● REQUIREMENTS
Provide an exact reproduction of every entry.

· · · · ·

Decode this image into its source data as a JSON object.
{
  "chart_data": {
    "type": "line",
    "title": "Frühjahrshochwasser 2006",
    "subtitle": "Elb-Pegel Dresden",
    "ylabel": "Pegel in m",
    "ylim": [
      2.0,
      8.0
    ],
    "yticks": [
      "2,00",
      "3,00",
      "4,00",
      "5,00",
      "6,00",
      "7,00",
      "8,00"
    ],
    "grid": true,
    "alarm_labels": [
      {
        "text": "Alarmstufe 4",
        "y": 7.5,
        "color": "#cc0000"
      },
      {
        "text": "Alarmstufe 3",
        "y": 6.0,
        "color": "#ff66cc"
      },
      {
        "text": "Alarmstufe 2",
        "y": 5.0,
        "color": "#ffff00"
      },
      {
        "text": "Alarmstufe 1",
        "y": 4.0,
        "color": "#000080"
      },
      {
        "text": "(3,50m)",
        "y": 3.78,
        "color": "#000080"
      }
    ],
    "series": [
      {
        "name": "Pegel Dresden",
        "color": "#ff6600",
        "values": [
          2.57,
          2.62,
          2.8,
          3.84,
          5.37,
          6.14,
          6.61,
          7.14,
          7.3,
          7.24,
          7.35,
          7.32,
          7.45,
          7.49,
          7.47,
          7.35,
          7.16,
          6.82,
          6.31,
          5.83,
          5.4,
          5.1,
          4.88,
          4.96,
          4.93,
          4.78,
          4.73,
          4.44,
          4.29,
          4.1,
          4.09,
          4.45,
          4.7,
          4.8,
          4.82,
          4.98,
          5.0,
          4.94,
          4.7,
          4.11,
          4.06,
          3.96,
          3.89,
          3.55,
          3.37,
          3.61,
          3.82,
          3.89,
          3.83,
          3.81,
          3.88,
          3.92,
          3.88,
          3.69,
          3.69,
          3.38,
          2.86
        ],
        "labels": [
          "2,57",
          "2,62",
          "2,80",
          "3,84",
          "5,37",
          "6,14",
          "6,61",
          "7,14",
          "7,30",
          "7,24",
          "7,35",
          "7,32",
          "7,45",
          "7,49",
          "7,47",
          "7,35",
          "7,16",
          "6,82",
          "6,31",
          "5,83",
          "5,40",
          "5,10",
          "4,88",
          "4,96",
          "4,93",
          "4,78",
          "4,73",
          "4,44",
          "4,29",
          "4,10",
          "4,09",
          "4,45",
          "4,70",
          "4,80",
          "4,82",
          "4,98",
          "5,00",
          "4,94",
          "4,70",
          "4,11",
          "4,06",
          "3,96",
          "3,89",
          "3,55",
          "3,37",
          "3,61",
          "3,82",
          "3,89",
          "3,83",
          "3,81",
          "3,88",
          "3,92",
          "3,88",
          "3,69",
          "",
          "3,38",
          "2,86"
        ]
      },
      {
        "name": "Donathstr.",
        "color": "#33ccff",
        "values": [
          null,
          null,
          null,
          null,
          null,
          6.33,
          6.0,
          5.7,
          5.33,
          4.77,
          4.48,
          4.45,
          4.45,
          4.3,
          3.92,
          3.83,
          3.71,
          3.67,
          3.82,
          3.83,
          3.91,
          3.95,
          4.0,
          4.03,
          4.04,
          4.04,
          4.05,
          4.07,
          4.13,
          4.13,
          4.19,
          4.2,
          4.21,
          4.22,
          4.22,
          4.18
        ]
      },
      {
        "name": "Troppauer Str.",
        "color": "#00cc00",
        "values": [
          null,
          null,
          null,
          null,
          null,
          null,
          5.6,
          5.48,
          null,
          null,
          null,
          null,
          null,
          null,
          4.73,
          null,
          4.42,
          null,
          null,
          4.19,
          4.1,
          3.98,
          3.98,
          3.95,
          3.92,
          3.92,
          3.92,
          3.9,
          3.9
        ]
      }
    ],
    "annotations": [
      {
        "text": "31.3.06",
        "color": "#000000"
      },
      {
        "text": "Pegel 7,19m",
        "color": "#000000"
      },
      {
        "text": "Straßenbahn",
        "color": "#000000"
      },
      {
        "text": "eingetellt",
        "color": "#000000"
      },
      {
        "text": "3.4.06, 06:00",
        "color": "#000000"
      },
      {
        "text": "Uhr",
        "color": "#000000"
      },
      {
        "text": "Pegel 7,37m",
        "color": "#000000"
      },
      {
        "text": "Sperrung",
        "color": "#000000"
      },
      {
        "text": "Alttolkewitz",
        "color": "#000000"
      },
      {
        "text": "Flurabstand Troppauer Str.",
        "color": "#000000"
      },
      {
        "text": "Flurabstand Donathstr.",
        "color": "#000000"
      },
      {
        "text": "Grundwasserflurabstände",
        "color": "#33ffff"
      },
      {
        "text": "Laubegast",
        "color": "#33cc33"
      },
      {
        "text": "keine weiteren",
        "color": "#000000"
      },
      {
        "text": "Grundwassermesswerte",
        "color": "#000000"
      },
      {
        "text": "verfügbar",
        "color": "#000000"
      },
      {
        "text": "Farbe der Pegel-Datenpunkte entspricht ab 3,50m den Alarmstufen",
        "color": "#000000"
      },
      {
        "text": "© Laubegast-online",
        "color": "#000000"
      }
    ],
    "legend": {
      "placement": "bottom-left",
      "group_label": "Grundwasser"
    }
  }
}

· · · · ·

● EXERCISE RESPONSE
Decode this image into its source data as a JSON object.
{
  "chart_data": {
    "type": "line",
    "title": "Frühjahrshochwasser 2006",
    "subtitle": "Elb-Pegel Dresden",
    "ylabel": "Pegel in m",
    "ylim": [
      2.0,
      8.0
    ],
    "yticks": [
      "2,00",
      "3,00",
      "4,00",
      "5,00",
      "6,00",
      "7,00",
      "8,00"
    ],
    "grid": true,
    "alarm_labels": [
      {
        "text": "Alarmstufe 4",
        "y": 7.5,
        "color": "#cc0000"
      },
      {
        "text": "Alarmstufe 3",
        "y": 6.0,
        "color": "#ff66cc"
      },
      {
        "text": "Alarmstufe 2",
        "y": 5.0,
        "color": "#ffff00"
      },
      {
        "text": "Alarmstufe 1",
        "y": 4.0,
        "color": "#000080"
      },
      {
        "text": "(3,50m)",
        "y": 3.78,
        "color": "#000080"
      }
    ],
    "series": [
      {
        "name": "Pegel Dresden",
        "color": "#ff6600",
        "values": [
          2.57,
          2.62,
          2.8,
          3.84,
          5.37,
          6.14,
          6.61,
          7.14,
          7.3,
          7.24,
          7.35,
          7.32,
          7.45,
          7.49,
          7.47,
          7.35,
          7.16,
          6.82,
          6.31,
          5.83,
          5.4,
          5.1,
          4.88,
          4.96,
          4.93,
          4.78,
          4.73,
          4.44,
          4.29,
          4.1,
          4.09,
          4.45,
          4.7,
          4.8,
          4.82,
          4.98,
          5.0,
          4.94,
          4.7,
          4.11,
          4.06,
          3.96,
          3.89,
          3.55,
          3.37,
          3.61,
          3.82,
          3.89,
          3.83,
          3.81,
          3.88,
          3.92,
          3.88,
          3.69,
          3.69,
          3.38,
          2.86
        ],
        "labels": [
          "2,57",
          "2,62",
          "2,80",
          "3,84",
          "5,37",
          "6,14",
          "6,61",
          "7,14",
          "7,30",
          "7,24",
          "7,35",
          "7,32",
          "7,45",
          "7,49",
          "7,47",
          "7,35",
          "7,16",
          "6,82",
          "6,31",
          "5,83",
          "5,40",
          "5,10",
          "4,88",
          "4,96",
          "4,93",
          "4,78",
          "4,73",
          "4,44",
          "4,29",
          "4,10",
          "4,09",
          "4,45",
          "4,70",
          "4,80",
          "4,82",
          "4,98",
          "5,00",
          "4,94",
          "4,70",
          "4,11",
          "4,06",
          "3,96",
          "3,89",
          "3,55",
          "3,37",
          "3,61",
          "3,82",
          "3,89",
          "3,83",
          "3,81",
          "3,88",
          "3,92",
          "3,88",
          "3,69",
          "",
          "3,38",
          "2,86"
        ]
      },
      {
        "name": "Donathstr.",
        "color": "#33ccff",
        "values": [
          null,
          null,
          null,
          null,
          null,
          6.33,
          6.0,
          5.7,
          5.33,
          4.77,
          4.48,
          4.45,
          4.45,
          4.3,
          3.92,
          3.83,
          3.71,
          3.67,
          3.82,
          3.83,
          3.91,
          3.95,
          4.0,
          4.03,
          4.04,
          4.04,
          4.05,
          4.07,
          4.13,
          4.13,
          4.19,
          4.2,
          4.21,
          4.22,
          4.22,
          4.18
        ]
      },
      {
        "name": "Troppauer Str.",
        "color": "#00cc00",
        "values": [
          null,
          null,
          null,
          null,
          null,
          null,
          5.6,
          5.48,
          null,
          null,
          null,
          null,
          null,
          null,
          4.73,
          null,
          4.42,
          null,
          null,
          4.19,
          4.1,
          3.98,
          3.98,
          3.95,
          3.92,
          3.92,
          3.92,
          3.9,
          3.9
        ]
      }
    ],
    "annotations": [
      {
        "text": "31.3.06",
        "color": "#000000"
      },
      {
        "text": "Pegel 7,19m",
        "color": "#000000"
      },
      {
        "text": "Straßenbahn",
        "color": "#000000"
      },
      {
        "text": "eingetellt",
        "color": "#000000"
      },
      {
        "text": "3.4.06, 06:00",
        "color": "#000000"
      },
      {
        "text": "Uhr",
        "color": "#000000"
      },
      {
        "text": "Pegel 7,37m",
        "color": "#000000"
      },
      {
        "text": "Sperrung",
        "color": "#000000"
      },
      {
        "text": "Alttolkewitz",
        "color": "#000000"
      },
      {
        "text": "Flurabstand Troppauer Str.",
        "color": "#000000"
      },
      {
        "text": "Flurabstand Donathstr.",
        "color": "#000000"
      },
      {
        "text": "Grundwasserflurabstände",
        "color": "#33ffff"
      },
      {
        "text": "Laubegast",
        "color": "#33cc33"
      },
      {
        "text": "keine weiteren",
        "color": "#000000"
      },
      {
        "text": "Grundwassermesswerte",
        "color": "#000000"
      },
      {
        "text": "verfügbar",
        "color": "#000000"
      },
      {
        "text": "Farbe der Pegel-Datenpunkte entspricht ab 3,50m den Alarmstufen",
        "color": "#000000"
      },
      {
        "text": "© Laubegast-online",
        "color": "#000000"
      }
    ],
    "legend": {
      "placement": "bottom-left",
      "group_label": "Grundwasser"
    }
  }
}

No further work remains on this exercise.